Dataset records:
[Begin]

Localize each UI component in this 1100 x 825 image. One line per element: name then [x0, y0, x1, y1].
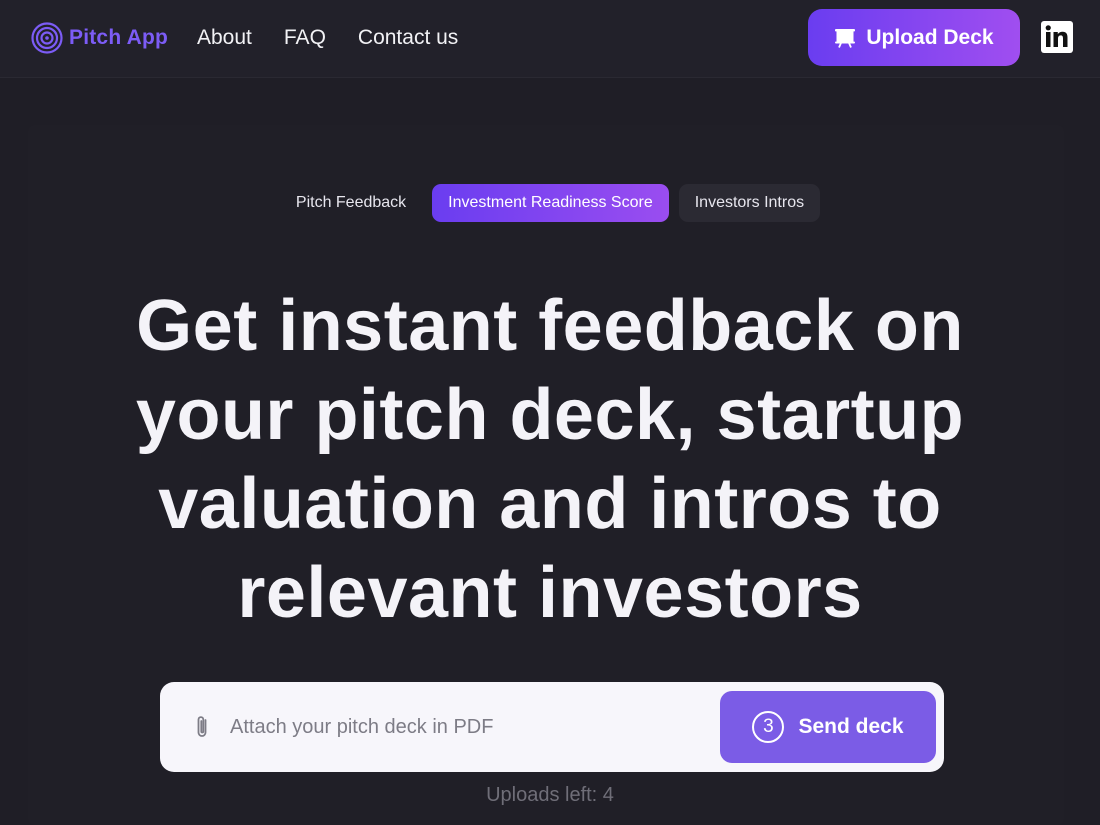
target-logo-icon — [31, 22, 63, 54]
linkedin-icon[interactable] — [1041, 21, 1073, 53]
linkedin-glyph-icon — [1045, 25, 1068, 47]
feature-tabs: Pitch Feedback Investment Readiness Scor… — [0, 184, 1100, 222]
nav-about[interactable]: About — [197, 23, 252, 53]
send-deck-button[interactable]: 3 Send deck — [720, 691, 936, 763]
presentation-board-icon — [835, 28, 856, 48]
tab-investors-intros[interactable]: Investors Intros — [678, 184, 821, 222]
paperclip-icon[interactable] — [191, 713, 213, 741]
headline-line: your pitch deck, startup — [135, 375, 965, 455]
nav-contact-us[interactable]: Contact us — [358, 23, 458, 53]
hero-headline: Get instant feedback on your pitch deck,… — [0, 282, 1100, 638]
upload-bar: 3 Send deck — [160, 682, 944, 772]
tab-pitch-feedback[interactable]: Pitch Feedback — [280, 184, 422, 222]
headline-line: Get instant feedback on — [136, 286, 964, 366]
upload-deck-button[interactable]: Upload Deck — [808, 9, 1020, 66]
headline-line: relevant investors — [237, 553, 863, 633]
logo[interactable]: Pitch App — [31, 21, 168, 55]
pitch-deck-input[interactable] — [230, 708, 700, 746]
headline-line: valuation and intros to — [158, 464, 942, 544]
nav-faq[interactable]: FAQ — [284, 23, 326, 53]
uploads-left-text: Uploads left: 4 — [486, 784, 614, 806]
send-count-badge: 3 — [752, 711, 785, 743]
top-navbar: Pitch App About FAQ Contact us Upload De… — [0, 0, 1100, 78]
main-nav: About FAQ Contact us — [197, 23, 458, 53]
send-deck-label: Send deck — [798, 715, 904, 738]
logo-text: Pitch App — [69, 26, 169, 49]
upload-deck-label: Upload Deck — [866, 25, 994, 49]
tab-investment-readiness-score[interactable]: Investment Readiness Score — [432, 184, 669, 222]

[End]

*YOUR INSTRUCTIONS*. Switch every "Send deck" in the listing to "Submit deck" and keep all other text unchanged. Write out the full listing again, leaving out the pictures.

*REPLY*.
Localize each UI component in this 1100 x 825 image. One line per element: name then [x0, y0, x1, y1].
target-logo-icon — [31, 22, 63, 54]
linkedin-icon[interactable] — [1041, 21, 1073, 53]
linkedin-glyph-icon — [1045, 25, 1068, 47]
feature-tabs: Pitch Feedback Investment Readiness Scor… — [0, 184, 1100, 222]
nav-about[interactable]: About — [197, 23, 252, 53]
send-deck-button[interactable]: 3 Submit deck — [720, 691, 936, 763]
presentation-board-icon — [835, 28, 856, 48]
tab-investors-intros[interactable]: Investors Intros — [678, 184, 821, 222]
paperclip-icon[interactable] — [191, 713, 213, 741]
headline-line: your pitch deck, startup — [135, 375, 965, 455]
nav-contact-us[interactable]: Contact us — [358, 23, 458, 53]
hero-headline: Get instant feedback on your pitch deck,… — [0, 282, 1100, 638]
upload-bar: 3 Submit deck — [160, 682, 944, 772]
tab-pitch-feedback[interactable]: Pitch Feedback — [280, 184, 422, 222]
headline-line: Get instant feedback on — [136, 286, 964, 366]
upload-deck-button[interactable]: Upload Deck — [808, 9, 1020, 66]
headline-line: relevant investors — [237, 553, 863, 633]
logo[interactable]: Pitch App — [31, 21, 168, 55]
pitch-deck-input[interactable] — [230, 708, 700, 746]
headline-line: valuation and intros to — [158, 464, 942, 544]
nav-faq[interactable]: FAQ — [284, 23, 326, 53]
uploads-left-text: Uploads left: 4 — [486, 784, 614, 806]
send-count-badge: 3 — [752, 711, 785, 743]
top-navbar: Pitch App About FAQ Contact us Upload De… — [0, 0, 1100, 78]
main-nav: About FAQ Contact us — [197, 23, 458, 53]
send-deck-label: Submit deck — [798, 715, 904, 738]
logo-text: Pitch App — [69, 26, 169, 49]
upload-deck-label: Upload Deck — [866, 25, 994, 49]
tab-investment-readiness-score[interactable]: Investment Readiness Score — [432, 184, 669, 222]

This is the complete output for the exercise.